OBJECTIVE
What is needed is an exact repeat of the lines from the line containing "Transcribe the text in this document." through the final line of the entries below, and nothing else.

DATA PROVIDED
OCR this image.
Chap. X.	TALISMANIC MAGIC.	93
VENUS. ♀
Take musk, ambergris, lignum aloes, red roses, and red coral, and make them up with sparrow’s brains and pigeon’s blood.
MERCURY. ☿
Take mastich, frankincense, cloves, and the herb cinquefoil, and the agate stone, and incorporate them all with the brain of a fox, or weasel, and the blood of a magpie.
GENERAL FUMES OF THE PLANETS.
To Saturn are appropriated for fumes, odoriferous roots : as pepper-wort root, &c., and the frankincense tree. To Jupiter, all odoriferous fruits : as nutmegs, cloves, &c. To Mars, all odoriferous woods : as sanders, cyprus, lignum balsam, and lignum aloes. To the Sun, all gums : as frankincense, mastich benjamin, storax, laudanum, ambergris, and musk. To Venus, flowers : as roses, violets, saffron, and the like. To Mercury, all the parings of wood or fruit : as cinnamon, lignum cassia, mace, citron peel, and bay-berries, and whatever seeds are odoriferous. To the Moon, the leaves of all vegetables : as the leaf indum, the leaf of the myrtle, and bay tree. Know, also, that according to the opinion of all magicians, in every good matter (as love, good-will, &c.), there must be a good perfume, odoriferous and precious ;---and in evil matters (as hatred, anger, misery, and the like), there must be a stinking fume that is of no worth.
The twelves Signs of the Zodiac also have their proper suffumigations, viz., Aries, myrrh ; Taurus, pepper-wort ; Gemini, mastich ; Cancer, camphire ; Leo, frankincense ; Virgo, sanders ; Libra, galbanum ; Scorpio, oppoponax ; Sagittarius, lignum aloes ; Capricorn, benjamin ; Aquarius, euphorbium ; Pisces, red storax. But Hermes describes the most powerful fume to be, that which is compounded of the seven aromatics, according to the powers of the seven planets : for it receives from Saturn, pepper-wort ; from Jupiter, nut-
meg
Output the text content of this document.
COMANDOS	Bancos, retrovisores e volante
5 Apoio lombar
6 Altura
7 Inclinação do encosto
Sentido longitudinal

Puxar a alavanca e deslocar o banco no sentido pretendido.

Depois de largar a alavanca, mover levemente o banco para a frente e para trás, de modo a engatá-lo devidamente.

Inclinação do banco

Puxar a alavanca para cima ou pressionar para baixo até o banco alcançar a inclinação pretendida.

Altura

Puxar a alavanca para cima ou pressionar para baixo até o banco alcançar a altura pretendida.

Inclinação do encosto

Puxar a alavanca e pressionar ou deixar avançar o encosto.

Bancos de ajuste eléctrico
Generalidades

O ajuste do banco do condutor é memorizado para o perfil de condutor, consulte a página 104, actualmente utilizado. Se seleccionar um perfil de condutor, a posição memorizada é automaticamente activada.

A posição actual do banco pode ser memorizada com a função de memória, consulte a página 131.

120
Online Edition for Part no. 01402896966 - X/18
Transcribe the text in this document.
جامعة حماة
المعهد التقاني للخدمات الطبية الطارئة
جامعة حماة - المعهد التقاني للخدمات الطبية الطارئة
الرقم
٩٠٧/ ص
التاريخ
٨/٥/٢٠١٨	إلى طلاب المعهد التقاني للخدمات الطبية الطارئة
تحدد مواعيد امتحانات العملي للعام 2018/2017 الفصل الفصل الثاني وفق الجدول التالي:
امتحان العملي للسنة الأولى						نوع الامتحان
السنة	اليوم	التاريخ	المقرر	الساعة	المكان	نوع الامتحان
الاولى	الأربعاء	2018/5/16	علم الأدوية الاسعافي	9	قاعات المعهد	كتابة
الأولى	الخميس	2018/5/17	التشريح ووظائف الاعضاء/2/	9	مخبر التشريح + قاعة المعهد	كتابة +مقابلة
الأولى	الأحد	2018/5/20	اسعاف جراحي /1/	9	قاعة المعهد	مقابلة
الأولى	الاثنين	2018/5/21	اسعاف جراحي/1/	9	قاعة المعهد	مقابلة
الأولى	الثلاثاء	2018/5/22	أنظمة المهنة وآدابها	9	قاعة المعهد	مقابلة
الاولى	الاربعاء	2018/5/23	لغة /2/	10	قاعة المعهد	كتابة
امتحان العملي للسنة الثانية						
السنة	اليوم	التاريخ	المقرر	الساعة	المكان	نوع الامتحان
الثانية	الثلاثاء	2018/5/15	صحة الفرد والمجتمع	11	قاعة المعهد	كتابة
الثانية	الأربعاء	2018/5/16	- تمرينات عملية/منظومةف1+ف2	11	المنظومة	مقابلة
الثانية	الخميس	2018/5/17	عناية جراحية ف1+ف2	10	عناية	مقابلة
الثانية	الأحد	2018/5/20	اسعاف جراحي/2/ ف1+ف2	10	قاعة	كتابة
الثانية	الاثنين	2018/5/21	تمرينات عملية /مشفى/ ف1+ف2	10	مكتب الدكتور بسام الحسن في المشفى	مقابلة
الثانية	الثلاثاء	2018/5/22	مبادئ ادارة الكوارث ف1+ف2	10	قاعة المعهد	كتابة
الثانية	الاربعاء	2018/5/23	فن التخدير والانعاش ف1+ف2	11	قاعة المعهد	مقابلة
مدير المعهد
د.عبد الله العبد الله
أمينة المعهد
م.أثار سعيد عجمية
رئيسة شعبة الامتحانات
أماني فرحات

RESPONSE
Transcribe the text in this document.
جامعة حماة
المعهد التقاني للخدمات الطبية الطارئة
جامعة حماة - المعهد التقاني للخدمات الطبية الطارئة
الرقم
٩٠٧/ ص
التاريخ
٨/٥/٢٠١٨	إلى طلاب المعهد التقاني للخدمات الطبية الطارئة
تحدد مواعيد امتحانات العملي للعام 2018/2017 الفصل الفصل الثاني وفق الجدول التالي:
امتحان العملي للسنة الأولى						نوع الامتحان
السنة	اليوم	التاريخ	المقرر	الساعة	المكان	نوع الامتحان
الاولى	الأربعاء	2018/5/16	علم الأدوية الاسعافي	9	قاعات المعهد	كتابة
الأولى	الخميس	2018/5/17	التشريح ووظائف الاعضاء/2/	9	مخبر التشريح + قاعة المعهد	كتابة +مقابلة
الأولى	الأحد	2018/5/20	اسعاف جراحي /1/	9	قاعة المعهد	مقابلة
الأولى	الاثنين	2018/5/21	اسعاف جراحي/1/	9	قاعة المعهد	مقابلة
الأولى	الثلاثاء	2018/5/22	أنظمة المهنة وآدابها	9	قاعة المعهد	مقابلة
الاولى	الاربعاء	2018/5/23	لغة /2/	10	قاعة المعهد	كتابة
امتحان العملي للسنة الثانية						
السنة	اليوم	التاريخ	المقرر	الساعة	المكان	نوع الامتحان
الثانية	الثلاثاء	2018/5/15	صحة الفرد والمجتمع	11	قاعة المعهد	كتابة
الثانية	الأربعاء	2018/5/16	- تمرينات عملية/منظومةف1+ف2	11	المنظومة	مقابلة
الثانية	الخميس	2018/5/17	عناية جراحية ف1+ف2	10	عناية	مقابلة
الثانية	الأحد	2018/5/20	اسعاف جراحي/2/ ف1+ف2	10	قاعة	كتابة
الثانية	الاثنين	2018/5/21	تمرينات عملية /مشفى/ ف1+ف2	10	مكتب الدكتور بسام الحسن في المشفى	مقابلة
الثانية	الثلاثاء	2018/5/22	مبادئ ادارة الكوارث ف1+ف2	10	قاعة المعهد	كتابة
الثانية	الاربعاء	2018/5/23	فن التخدير والانعاش ف1+ف2	11	قاعة المعهد	مقابلة
مدير المعهد
د.عبد الله العبد الله
أمينة المعهد
م.أثار سعيد عجمية
رئيسة شعبة الامتحانات
أماني فرحات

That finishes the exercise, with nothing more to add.